## TASK SET
1. According to the passage about the French Republic and the foreign insurgents, what was the first real and important check received by the propagandists?
2. Copy the rows word for word, starting from the first line and continuing up to and including the line that contains "line-text: tis in".

## DOCUMENT TEXT
>> Begin

The next step of the Provisional Goverment was, while it respected the great powers, England, Austria, and Prussia, which might enforce their principles by large armies, to let loose upon the lesser powers of Belgium, Piedmont, and Baden, many thousands of refugees, who engaged to proclaim the Republic in those countries. If they succeeded, so much the better; if they failed, the part taken in the matter by the French Republic could be disavowed. "Go: may God grant you victory!" Such was the feeling openly expressed by the Republic to the foreign insurgents, and yet it proclaimed itself to be at peace with Europe!

It so happened that the Belgian cabinet was perfectly well informed of the movements of the Republicans, and quite prepared to repel the revolutionary invasion of its frontiers. The insurgents, armed with muskets taken out of the French arsenals, advanced in columns to the frontier; and where they expected support and enthusiasm, they found resistance and disgrace. The affair of Risque-Tout was the first real and important check received by the propagandists. Europe began to feel that, with a little energy and skill combined, it might still get through the crisis.

>> End

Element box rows
>> Begin

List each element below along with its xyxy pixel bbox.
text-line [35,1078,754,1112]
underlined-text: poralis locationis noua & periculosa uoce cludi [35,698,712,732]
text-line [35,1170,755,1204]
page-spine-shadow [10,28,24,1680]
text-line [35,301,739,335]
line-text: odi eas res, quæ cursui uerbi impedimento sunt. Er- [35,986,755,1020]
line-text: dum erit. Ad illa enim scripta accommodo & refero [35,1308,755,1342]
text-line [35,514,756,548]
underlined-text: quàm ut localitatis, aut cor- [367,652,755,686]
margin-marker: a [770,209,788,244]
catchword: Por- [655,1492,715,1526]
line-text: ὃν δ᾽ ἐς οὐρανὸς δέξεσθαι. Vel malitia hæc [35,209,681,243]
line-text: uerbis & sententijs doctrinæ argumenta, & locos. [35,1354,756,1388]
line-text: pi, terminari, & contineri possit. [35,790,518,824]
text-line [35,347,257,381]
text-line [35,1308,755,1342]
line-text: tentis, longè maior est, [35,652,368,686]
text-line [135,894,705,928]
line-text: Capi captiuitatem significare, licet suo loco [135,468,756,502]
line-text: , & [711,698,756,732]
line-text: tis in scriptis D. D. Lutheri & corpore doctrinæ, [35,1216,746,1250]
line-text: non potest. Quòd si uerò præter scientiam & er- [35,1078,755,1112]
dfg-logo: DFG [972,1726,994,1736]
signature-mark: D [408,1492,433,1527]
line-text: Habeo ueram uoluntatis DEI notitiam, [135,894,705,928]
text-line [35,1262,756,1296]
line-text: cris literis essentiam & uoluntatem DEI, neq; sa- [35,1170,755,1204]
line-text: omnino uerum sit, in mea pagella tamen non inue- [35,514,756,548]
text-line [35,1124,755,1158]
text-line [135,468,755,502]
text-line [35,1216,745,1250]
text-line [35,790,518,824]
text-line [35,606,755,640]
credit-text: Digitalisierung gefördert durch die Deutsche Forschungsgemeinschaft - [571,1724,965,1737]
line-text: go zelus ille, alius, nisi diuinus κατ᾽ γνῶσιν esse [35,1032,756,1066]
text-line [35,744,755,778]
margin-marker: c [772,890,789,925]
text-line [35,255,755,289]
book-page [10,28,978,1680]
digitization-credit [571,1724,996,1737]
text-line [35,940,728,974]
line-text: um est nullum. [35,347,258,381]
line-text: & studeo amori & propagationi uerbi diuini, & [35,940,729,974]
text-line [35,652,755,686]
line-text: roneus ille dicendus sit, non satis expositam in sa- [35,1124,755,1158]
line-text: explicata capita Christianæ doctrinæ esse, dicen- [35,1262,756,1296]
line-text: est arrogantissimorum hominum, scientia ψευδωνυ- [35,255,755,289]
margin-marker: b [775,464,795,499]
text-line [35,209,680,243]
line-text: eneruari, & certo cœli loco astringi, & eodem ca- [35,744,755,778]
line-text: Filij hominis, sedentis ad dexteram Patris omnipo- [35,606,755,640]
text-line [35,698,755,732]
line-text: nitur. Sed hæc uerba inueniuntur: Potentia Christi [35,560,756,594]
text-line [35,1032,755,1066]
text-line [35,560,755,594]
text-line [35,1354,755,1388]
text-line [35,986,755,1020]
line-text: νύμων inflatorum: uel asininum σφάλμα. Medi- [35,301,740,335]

>> End

## FULL SOLUTIONS
1. The affair of Risque-Tout.

2.
List each element below along with its xyxy pixel bbox.
text-line [35,1078,754,1112]
underlined-text: poralis locationis noua & periculosa uoce cludi [35,698,712,732]
text-line [35,1170,755,1204]
page-spine-shadow [10,28,24,1680]
text-line [35,301,739,335]
line-text: odi eas res, quæ cursui uerbi impedimento sunt. Er- [35,986,755,1020]
line-text: dum erit. Ad illa enim scripta accommodo & refero [35,1308,755,1342]
text-line [35,514,756,548]
underlined-text: quàm ut localitatis, aut cor- [367,652,755,686]
margin-marker: a [770,209,788,244]
catchword: Por- [655,1492,715,1526]
line-text: ὃν δ᾽ ἐς οὐρανὸς δέξεσθαι. Vel malitia hæc [35,209,681,243]
line-text: uerbis & sententijs doctrinæ argumenta, & locos. [35,1354,756,1388]
line-text: pi, terminari, & contineri possit. [35,790,518,824]
text-line [35,347,257,381]
text-line [35,1308,755,1342]
line-text: tentis, longè maior est, [35,652,368,686]
text-line [135,894,705,928]
line-text: Capi captiuitatem significare, licet suo loco [135,468,756,502]
line-text: , & [711,698,756,732]
line-text: tis in scriptis D. D. Lutheri & corpore doctrinæ, [35,1216,746,1250]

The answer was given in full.